*WRITTEN TASK*. Go through the entries below and retype them exactly, omitting each picture.

*EXCERPTED DATA*.
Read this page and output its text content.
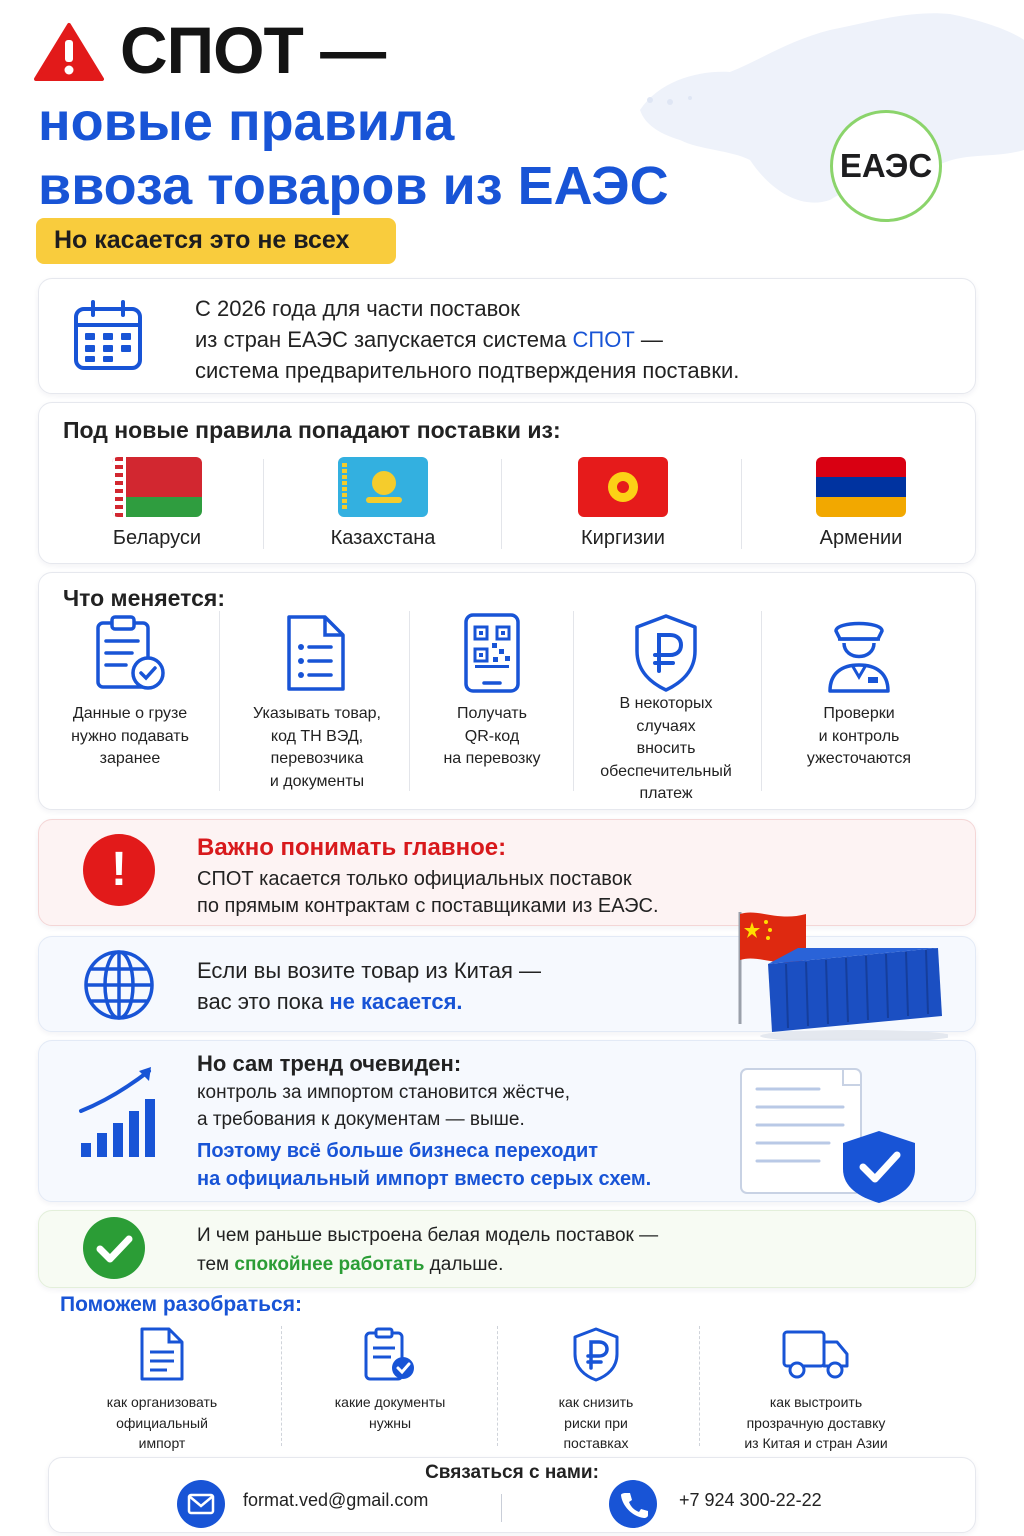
ЕАЭС
СПОТ —
новые правила
ввоза товаров из ЕАЭС
Но касается это не всех
С 2026 года для части поставок
из стран ЕАЭС запускается система СПОТ —
система предварительного подтверждения поставки.
Под новые правила попадают поставки из:
Беларуси	Казахстана	Киргизии	Армении
Что меняется:
Данные о грузе
нужно подавать
заранее
Указывать товар,
код ТН ВЭД,
перевозчика
и документы
Получать
QR-код
на перевозку
В некоторых
случаях
вносить
обеспечительный
платеж
Проверки
и контроль
ужесточаются
!	Важно понимать главное:
СПОТ касается только официальных поставок
по прямым контрактам с поставщиками из ЕАЭС.
Если вы возите товар из Китая —
вас это пока не касается.
Но сам тренд очевиден:
контроль за импортом становится жёстче,
а требования к документам — выше.
Поэтому всё больше бизнеса переходит
на официальный импорт вместо серых схем.
И чем раньше выстроена белая модель поставок —
тем спокойнее работать дальше.
Поможем разобраться:
как организовать
официальный
импорт
какие документы
нужны
как снизить
риски при
поставках
как выстроить
прозрачную доставку
из Китая и стран Азии
Связаться с нами:
format.ved@gmail.com	+7 924 300-22-22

*EXPECTED ANSWER*.
Read this page and output its text content.
ЕАЭС
СПОТ —
новые правила
ввоза товаров из ЕАЭС
Но касается это не всех
С 2026 года для части поставок
из стран ЕАЭС запускается система СПОТ —
система предварительного подтверждения поставки.
Под новые правила попадают поставки из:
Беларуси	Казахстана	Киргизии	Армении
Что меняется:
Данные о грузе
нужно подавать
заранее
Указывать товар,
код ТН ВЭД,
перевозчика
и документы
Получать
QR-код
на перевозку
В некоторых
случаях
вносить
обеспечительный
платеж
Проверки
и контроль
ужесточаются
!	Важно понимать главное:
СПОТ касается только официальных поставок
по прямым контрактам с поставщиками из ЕАЭС.
Если вы возите товар из Китая —
вас это пока не касается.
Но сам тренд очевиден:
контроль за импортом становится жёстче,
а требования к документам — выше.
Поэтому всё больше бизнеса переходит
на официальный импорт вместо серых схем.
И чем раньше выстроена белая модель поставок —
тем спокойнее работать дальше.
Поможем разобраться:
как организовать
официальный
импорт
какие документы
нужны
как снизить
риски при
поставках
как выстроить
прозрачную доставку
из Китая и стран Азии
Связаться с нами:
format.ved@gmail.com	+7 924 300-22-22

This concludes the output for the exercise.